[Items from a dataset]

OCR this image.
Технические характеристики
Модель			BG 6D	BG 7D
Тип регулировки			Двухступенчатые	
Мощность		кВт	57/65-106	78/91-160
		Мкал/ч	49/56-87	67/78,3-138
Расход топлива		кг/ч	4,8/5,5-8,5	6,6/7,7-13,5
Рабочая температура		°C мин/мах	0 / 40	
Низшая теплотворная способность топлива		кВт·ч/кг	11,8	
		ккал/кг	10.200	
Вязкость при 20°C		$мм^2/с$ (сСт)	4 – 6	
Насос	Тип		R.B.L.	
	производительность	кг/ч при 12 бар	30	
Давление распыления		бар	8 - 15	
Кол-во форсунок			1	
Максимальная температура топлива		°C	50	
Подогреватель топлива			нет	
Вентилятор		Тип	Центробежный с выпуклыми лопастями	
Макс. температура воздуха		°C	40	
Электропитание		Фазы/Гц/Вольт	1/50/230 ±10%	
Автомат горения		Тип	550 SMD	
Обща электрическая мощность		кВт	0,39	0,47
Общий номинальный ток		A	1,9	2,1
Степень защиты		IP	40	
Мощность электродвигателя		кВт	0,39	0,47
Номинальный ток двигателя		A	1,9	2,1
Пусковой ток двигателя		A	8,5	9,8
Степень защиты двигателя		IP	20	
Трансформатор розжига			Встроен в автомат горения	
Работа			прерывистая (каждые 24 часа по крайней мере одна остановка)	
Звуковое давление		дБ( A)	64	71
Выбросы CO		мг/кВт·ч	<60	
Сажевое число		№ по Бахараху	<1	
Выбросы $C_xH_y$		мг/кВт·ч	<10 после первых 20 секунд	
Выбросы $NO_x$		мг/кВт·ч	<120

## The task
Filter the listing above by the word "температура"; copy each line that passes.

## Written answer
Рабочая температура		°C мин/мах	0 / 40	
Максимальная температура топлива		°C	50	
Макс. температура воздуха		°C	40	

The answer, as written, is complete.